- **Description of the task**
Within the listing below, locate all lines containing the word "JSON". Copy each one.
----
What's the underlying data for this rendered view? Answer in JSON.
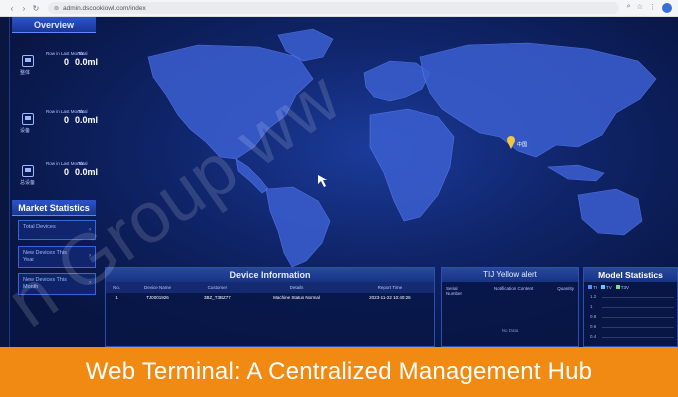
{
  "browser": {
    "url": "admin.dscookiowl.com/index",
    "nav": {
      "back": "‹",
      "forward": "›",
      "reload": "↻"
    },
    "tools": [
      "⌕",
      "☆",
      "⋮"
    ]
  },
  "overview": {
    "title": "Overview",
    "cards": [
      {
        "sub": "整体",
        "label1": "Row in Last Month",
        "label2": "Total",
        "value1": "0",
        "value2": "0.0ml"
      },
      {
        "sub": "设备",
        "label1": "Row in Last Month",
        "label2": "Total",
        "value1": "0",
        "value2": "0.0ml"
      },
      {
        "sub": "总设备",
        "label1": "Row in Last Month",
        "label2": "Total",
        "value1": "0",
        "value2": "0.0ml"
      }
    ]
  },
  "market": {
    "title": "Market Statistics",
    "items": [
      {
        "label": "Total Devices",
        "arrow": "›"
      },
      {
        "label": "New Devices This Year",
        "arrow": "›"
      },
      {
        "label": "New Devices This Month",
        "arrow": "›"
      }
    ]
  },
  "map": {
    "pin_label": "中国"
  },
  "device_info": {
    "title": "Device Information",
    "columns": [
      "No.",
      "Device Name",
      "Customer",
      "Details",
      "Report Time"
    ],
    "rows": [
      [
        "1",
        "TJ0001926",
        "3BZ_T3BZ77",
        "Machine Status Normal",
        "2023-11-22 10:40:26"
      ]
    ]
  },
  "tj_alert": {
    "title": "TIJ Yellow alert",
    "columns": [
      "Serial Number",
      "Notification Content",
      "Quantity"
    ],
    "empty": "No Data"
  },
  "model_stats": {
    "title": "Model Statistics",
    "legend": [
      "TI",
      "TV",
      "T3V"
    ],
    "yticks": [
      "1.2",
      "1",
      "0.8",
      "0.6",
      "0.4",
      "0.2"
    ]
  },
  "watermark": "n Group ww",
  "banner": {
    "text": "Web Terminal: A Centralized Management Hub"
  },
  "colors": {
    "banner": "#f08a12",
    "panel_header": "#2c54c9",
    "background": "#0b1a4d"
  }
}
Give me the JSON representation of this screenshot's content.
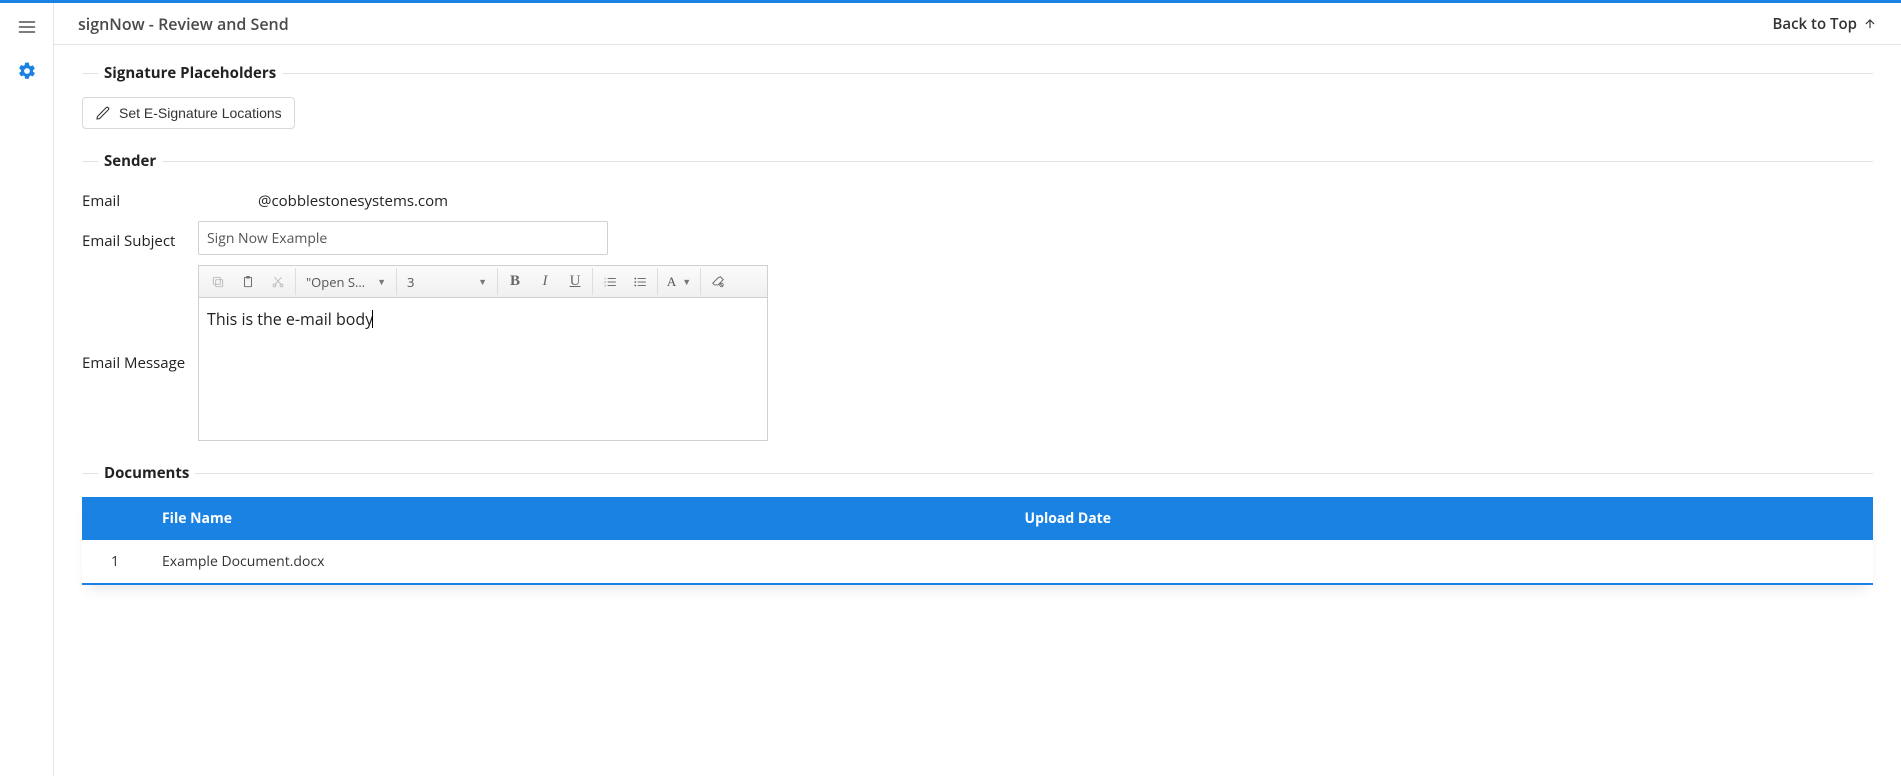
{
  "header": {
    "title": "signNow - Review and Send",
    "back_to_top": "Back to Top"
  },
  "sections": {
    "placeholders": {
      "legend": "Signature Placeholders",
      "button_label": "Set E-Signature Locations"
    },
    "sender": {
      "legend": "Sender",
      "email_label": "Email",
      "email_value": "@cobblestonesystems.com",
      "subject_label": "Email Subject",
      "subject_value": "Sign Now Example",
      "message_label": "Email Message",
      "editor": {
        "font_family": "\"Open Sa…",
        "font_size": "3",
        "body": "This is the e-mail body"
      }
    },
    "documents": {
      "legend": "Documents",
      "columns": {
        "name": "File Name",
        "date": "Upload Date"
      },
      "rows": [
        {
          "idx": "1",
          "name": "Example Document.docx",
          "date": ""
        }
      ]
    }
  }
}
----
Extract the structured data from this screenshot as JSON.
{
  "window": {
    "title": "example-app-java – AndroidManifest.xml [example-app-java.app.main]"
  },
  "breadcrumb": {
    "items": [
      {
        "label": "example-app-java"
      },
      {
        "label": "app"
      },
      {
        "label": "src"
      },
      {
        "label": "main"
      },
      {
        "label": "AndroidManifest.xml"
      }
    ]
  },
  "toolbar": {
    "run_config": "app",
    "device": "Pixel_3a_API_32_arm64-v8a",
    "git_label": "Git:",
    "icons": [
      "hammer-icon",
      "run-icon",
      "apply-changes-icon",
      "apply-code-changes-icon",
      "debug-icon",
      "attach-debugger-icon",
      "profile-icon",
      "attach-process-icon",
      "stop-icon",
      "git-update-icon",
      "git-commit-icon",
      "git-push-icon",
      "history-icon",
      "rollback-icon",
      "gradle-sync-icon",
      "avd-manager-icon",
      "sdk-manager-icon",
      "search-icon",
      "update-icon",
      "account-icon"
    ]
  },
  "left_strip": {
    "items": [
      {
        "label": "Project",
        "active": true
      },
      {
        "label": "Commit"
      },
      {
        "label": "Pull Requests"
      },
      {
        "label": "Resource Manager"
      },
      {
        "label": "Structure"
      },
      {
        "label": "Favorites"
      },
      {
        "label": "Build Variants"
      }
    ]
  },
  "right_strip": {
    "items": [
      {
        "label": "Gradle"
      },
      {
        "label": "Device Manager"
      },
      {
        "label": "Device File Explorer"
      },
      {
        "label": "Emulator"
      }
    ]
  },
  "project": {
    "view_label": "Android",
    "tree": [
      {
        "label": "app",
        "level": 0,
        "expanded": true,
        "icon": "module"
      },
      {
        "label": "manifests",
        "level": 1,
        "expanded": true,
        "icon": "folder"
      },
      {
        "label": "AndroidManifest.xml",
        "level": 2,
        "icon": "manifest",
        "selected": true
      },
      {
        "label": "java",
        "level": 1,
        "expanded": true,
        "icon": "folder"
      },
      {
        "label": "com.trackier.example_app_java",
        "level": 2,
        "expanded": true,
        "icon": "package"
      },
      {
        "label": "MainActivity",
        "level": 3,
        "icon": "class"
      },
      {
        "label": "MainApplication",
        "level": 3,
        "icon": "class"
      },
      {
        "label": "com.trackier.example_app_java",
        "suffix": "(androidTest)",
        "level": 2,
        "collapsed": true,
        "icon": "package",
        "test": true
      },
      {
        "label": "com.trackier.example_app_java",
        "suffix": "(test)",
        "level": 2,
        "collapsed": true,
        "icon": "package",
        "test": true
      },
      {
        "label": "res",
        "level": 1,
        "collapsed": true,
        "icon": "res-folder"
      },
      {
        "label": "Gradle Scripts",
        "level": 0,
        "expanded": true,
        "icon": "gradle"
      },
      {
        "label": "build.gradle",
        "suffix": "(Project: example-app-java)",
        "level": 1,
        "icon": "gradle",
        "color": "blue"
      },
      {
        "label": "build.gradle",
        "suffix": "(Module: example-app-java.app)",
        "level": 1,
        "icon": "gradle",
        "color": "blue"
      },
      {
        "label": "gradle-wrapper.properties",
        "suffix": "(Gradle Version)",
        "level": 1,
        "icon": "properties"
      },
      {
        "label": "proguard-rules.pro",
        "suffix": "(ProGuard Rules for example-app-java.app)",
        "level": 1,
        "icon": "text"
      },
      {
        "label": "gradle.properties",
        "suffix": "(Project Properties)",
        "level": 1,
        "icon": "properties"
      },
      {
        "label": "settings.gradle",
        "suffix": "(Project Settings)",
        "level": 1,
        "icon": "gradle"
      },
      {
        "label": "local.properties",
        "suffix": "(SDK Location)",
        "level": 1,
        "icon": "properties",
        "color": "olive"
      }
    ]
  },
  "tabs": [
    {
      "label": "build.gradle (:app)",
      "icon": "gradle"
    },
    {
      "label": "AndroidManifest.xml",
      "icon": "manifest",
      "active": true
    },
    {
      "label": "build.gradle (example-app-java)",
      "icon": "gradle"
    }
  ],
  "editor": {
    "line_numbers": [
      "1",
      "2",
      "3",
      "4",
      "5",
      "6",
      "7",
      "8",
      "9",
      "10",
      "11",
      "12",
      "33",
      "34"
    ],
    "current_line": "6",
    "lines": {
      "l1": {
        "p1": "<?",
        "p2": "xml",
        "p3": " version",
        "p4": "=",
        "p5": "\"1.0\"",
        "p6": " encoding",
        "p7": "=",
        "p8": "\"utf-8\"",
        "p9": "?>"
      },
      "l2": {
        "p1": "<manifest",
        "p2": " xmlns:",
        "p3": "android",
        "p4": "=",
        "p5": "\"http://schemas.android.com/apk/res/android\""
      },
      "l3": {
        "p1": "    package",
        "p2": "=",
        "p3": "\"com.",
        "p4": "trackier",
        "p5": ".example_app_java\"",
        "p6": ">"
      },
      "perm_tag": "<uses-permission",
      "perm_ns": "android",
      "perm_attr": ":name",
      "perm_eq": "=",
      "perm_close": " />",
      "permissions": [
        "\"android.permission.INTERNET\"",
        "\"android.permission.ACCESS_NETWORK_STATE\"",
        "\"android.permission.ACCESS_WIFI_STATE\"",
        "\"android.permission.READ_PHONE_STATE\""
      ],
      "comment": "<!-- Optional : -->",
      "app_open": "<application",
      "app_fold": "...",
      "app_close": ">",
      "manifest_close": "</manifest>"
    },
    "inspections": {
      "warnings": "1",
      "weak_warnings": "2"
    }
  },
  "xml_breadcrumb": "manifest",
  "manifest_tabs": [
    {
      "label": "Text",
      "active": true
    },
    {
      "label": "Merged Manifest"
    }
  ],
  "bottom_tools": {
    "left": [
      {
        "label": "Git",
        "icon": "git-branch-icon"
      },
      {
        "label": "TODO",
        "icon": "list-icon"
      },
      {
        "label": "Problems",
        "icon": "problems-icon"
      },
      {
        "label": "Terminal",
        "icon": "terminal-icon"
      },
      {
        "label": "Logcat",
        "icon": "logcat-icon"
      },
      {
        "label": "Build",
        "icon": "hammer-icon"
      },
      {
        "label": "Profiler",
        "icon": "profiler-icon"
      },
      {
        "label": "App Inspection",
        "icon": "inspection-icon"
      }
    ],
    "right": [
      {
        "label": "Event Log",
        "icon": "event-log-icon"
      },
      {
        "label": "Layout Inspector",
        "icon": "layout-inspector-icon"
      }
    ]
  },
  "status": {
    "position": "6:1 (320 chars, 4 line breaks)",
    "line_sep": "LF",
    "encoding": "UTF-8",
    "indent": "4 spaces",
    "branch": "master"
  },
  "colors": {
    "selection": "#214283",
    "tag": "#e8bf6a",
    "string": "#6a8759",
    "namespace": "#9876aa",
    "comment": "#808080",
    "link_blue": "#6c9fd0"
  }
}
----
- **Task response**
What's the underlying data for this rendered view? Answer in JSON.
Give me the JSON representation of this screenshot's content.
Extract the structured data from this screenshot as JSON.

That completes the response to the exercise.